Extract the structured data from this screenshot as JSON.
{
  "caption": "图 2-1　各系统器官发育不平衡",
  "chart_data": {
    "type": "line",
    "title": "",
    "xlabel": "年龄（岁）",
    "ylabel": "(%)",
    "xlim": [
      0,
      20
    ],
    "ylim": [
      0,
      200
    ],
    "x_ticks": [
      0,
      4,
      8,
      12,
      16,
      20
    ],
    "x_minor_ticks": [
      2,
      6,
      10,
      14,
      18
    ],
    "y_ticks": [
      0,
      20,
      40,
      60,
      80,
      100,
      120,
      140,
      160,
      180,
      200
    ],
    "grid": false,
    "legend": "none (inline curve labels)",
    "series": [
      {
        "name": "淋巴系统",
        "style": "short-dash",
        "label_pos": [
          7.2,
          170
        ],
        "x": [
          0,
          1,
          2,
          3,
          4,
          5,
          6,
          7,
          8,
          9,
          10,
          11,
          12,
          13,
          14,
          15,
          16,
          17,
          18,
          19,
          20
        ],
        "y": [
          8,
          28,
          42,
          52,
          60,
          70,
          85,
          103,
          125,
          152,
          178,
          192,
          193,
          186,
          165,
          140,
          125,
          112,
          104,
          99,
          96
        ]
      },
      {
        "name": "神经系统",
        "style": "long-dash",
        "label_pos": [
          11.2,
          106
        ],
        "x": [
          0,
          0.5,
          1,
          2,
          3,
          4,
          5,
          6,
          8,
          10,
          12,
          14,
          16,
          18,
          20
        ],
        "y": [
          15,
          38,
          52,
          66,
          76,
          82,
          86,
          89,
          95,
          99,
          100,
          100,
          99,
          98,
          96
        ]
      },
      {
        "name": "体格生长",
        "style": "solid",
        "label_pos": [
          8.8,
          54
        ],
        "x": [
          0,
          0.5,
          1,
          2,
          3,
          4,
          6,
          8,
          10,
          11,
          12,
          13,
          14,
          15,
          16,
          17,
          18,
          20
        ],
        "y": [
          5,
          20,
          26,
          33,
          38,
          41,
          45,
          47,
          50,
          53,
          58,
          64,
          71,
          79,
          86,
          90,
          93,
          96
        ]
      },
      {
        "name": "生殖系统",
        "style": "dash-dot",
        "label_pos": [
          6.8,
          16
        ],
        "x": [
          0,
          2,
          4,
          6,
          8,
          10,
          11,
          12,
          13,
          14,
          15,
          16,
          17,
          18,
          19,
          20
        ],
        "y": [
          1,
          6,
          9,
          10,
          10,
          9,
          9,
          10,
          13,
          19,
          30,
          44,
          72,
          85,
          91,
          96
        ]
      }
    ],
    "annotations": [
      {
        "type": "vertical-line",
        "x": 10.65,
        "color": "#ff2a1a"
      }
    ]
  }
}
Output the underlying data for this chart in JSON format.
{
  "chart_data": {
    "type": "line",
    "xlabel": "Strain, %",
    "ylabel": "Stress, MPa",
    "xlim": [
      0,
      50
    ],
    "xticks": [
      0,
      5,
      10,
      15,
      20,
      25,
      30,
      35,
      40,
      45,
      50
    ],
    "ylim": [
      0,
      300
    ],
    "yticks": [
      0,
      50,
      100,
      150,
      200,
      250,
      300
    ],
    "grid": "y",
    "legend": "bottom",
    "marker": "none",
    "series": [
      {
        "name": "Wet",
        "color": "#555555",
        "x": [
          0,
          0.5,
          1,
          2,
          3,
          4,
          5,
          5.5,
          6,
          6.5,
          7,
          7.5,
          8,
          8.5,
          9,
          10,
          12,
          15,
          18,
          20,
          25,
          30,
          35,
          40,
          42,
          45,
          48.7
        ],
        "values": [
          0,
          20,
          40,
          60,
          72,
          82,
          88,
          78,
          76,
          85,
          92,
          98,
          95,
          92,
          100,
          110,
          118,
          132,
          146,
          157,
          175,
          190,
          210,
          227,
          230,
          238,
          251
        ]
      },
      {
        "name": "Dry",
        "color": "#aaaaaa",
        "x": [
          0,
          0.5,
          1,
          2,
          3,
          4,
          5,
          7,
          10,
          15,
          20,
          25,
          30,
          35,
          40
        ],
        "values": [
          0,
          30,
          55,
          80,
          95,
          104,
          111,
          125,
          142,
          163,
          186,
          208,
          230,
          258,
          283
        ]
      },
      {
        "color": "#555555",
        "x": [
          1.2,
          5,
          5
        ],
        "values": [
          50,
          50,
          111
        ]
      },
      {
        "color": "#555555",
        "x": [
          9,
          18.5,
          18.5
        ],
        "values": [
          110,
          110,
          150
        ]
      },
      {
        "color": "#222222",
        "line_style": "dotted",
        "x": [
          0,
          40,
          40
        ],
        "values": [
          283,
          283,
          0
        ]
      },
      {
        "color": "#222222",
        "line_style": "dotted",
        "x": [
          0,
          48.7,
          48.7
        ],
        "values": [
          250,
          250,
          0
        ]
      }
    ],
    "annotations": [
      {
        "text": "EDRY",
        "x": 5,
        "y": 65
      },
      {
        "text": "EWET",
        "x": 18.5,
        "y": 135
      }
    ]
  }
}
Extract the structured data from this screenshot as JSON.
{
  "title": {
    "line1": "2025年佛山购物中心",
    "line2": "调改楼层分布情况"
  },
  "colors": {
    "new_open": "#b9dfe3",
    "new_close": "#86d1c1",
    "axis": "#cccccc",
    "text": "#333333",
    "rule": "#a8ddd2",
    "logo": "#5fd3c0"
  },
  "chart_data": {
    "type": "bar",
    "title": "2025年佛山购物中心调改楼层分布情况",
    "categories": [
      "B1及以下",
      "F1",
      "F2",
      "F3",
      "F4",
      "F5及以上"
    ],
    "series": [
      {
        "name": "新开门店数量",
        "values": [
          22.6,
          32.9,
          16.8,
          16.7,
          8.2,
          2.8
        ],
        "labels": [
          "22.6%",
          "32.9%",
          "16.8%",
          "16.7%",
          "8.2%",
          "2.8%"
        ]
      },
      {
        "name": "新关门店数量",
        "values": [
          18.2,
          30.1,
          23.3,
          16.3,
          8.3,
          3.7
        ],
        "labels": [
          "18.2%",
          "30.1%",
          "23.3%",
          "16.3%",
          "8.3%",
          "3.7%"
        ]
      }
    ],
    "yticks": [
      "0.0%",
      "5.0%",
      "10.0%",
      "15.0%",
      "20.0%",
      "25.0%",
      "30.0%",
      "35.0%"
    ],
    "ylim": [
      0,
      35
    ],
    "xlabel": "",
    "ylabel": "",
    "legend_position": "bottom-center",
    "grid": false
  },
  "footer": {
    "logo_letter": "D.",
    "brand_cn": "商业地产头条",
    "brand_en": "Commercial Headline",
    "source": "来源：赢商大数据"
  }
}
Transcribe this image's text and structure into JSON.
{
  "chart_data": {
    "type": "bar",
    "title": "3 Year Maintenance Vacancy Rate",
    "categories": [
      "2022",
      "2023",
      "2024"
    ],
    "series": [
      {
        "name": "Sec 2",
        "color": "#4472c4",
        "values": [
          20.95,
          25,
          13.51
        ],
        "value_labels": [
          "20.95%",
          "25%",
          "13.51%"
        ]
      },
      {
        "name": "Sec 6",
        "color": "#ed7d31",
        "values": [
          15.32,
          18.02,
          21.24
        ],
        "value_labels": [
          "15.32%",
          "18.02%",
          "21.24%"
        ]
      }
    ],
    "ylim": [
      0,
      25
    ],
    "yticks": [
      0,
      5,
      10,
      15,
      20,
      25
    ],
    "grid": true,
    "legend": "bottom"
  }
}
= = =
GIVEN EXERCISE:
Quote the data above in full, changing nothing.

TASK ANSWER:
Extract the structured data from this screenshot as JSON.
{
  "caption": "图 2-1　各系统器官发育不平衡",
  "chart_data": {
    "type": "line",
    "title": "",
    "xlabel": "年龄（岁）",
    "ylabel": "(%)",
    "xlim": [
      0,
      20
    ],
    "ylim": [
      0,
      200
    ],
    "x_ticks": [
      0,
      4,
      8,
      12,
      16,
      20
    ],
    "x_minor_ticks": [
      2,
      6,
      10,
      14,
      18
    ],
    "y_ticks": [
      0,
      20,
      40,
      60,
      80,
      100,
      120,
      140,
      160,
      180,
      200
    ],
    "grid": false,
    "legend": "none (inline curve labels)",
    "series": [
      {
        "name": "淋巴系统",
        "style": "short-dash",
        "label_pos": [
          7.2,
          170
        ],
        "x": [
          0,
          1,
          2,
          3,
          4,
          5,
          6,
          7,
          8,
          9,
          10,
          11,
          12,
          13,
          14,
          15,
          16,
          17,
          18,
          19,
          20
        ],
        "y": [
          8,
          28,
          42,
          52,
          60,
          70,
          85,
          103,
          125,
          152,
          178,
          192,
          193,
          186,
          165,
          140,
          125,
          112,
          104,
          99,
          96
        ]
      },
      {
        "name": "神经系统",
        "style": "long-dash",
        "label_pos": [
          11.2,
          106
        ],
        "x": [
          0,
          0.5,
          1,
          2,
          3,
          4,
          5,
          6,
          8,
          10,
          12,
          14,
          16,
          18,
          20
        ],
        "y": [
          15,
          38,
          52,
          66,
          76,
          82,
          86,
          89,
          95,
          99,
          100,
          100,
          99,
          98,
          96
        ]
      },
      {
        "name": "体格生长",
        "style": "solid",
        "label_pos": [
          8.8,
          54
        ],
        "x": [
          0,
          0.5,
          1,
          2,
          3,
          4,
          6,
          8,
          10,
          11,
          12,
          13,
          14,
          15,
          16,
          17,
          18,
          20
        ],
        "y": [
          5,
          20,
          26,
          33,
          38,
          41,
          45,
          47,
          50,
          53,
          58,
          64,
          71,
          79,
          86,
          90,
          93,
          96
        ]
      },
      {
        "name": "生殖系统",
        "style": "dash-dot",
        "label_pos": [
          6.8,
          16
        ],
        "x": [
          0,
          2,
          4,
          6,
          8,
          10,
          11,
          12,
          13,
          14,
          15,
          16,
          17,
          18,
          19,
          20
        ],
        "y": [
          1,
          6,
          9,
          10,
          10,
          9,
          9,
          10,
          13,
          19,
          30,
          44,
          72,
          85,
          91,
          96
        ]
      }
    ],
    "annotations": [
      {
        "type": "vertical-line",
        "x": 10.65,
        "color": "#ff2a1a"
      }
    ]
  }
}
Output the underlying data for this chart in JSON format.
{
  "chart_data": {
    "type": "line",
    "xlabel": "Strain, %",
    "ylabel": "Stress, MPa",
    "xlim": [
      0,
      50
    ],
    "xticks": [
      0,
      5,
      10,
      15,
      20,
      25,
      30,
      35,
      40,
      45,
      50
    ],
    "ylim": [
      0,
      300
    ],
    "yticks": [
      0,
      50,
      100,
      150,
      200,
      250,
      300
    ],
    "grid": "y",
    "legend": "bottom",
    "marker": "none",
    "series": [
      {
        "name": "Wet",
        "color": "#555555",
        "x": [
          0,
          0.5,
          1,
          2,
          3,
          4,
          5,
          5.5,
          6,
          6.5,
          7,
          7.5,
          8,
          8.5,
          9,
          10,
          12,
          15,
          18,
          20,
          25,
          30,
          35,
          40,
          42,
          45,
          48.7
        ],
        "values": [
          0,
          20,
          40,
          60,
          72,
          82,
          88,
          78,
          76,
          85,
          92,
          98,
          95,
          92,
          100,
          110,
          118,
          132,
          146,
          157,
          175,
          190,
          210,
          227,
          230,
          238,
          251
        ]
      },
      {
        "name": "Dry",
        "color": "#aaaaaa",
        "x": [
          0,
          0.5,
          1,
          2,
          3,
          4,
          5,
          7,
          10,
          15,
          20,
          25,
          30,
          35,
          40
        ],
        "values": [
          0,
          30,
          55,
          80,
          95,
          104,
          111,
          125,
          142,
          163,
          186,
          208,
          230,
          258,
          283
        ]
      },
      {
        "color": "#555555",
        "x": [
          1.2,
          5,
          5
        ],
        "values": [
          50,
          50,
          111
        ]
      },
      {
        "color": "#555555",
        "x": [
          9,
          18.5,
          18.5
        ],
        "values": [
          110,
          110,
          150
        ]
      },
      {
        "color": "#222222",
        "line_style": "dotted",
        "x": [
          0,
          40,
          40
        ],
        "values": [
          283,
          283,
          0
        ]
      },
      {
        "color": "#222222",
        "line_style": "dotted",
        "x": [
          0,
          48.7,
          48.7
        ],
        "values": [
          250,
          250,
          0
        ]
      }
    ],
    "annotations": [
      {
        "text": "EDRY",
        "x": 5,
        "y": 65
      },
      {
        "text": "EWET",
        "x": 18.5,
        "y": 135
      }
    ]
  }
}
Extract the structured data from this screenshot as JSON.
{
  "title": {
    "line1": "2025年佛山购物中心",
    "line2": "调改楼层分布情况"
  },
  "colors": {
    "new_open": "#b9dfe3",
    "new_close": "#86d1c1",
    "axis": "#cccccc",
    "text": "#333333",
    "rule": "#a8ddd2",
    "logo": "#5fd3c0"
  },
  "chart_data": {
    "type": "bar",
    "title": "2025年佛山购物中心调改楼层分布情况",
    "categories": [
      "B1及以下",
      "F1",
      "F2",
      "F3",
      "F4",
      "F5及以上"
    ],
    "series": [
      {
        "name": "新开门店数量",
        "values": [
          22.6,
          32.9,
          16.8,
          16.7,
          8.2,
          2.8
        ],
        "labels": [
          "22.6%",
          "32.9%",
          "16.8%",
          "16.7%",
          "8.2%",
          "2.8%"
        ]
      },
      {
        "name": "新关门店数量",
        "values": [
          18.2,
          30.1,
          23.3,
          16.3,
          8.3,
          3.7
        ],
        "labels": [
          "18.2%",
          "30.1%",
          "23.3%",
          "16.3%",
          "8.3%",
          "3.7%"
        ]
      }
    ],
    "yticks": [
      "0.0%",
      "5.0%",
      "10.0%",
      "15.0%",
      "20.0%",
      "25.0%",
      "30.0%",
      "35.0%"
    ],
    "ylim": [
      0,
      35
    ],
    "xlabel": "",
    "ylabel": "",
    "legend_position": "bottom-center",
    "grid": false
  },
  "footer": {
    "logo_letter": "D.",
    "brand_cn": "商业地产头条",
    "brand_en": "Commercial Headline",
    "source": "来源：赢商大数据"
  }
}
Transcribe this image's text and structure into JSON.
{
  "chart_data": {
    "type": "bar",
    "title": "3 Year Maintenance Vacancy Rate",
    "categories": [
      "2022",
      "2023",
      "2024"
    ],
    "series": [
      {
        "name": "Sec 2",
        "color": "#4472c4",
        "values": [
          20.95,
          25,
          13.51
        ],
        "value_labels": [
          "20.95%",
          "25%",
          "13.51%"
        ]
      },
      {
        "name": "Sec 6",
        "color": "#ed7d31",
        "values": [
          15.32,
          18.02,
          21.24
        ],
        "value_labels": [
          "15.32%",
          "18.02%",
          "21.24%"
        ]
      }
    ],
    "ylim": [
      0,
      25
    ],
    "yticks": [
      0,
      5,
      10,
      15,
      20,
      25
    ],
    "grid": true,
    "legend": "bottom"
  }
}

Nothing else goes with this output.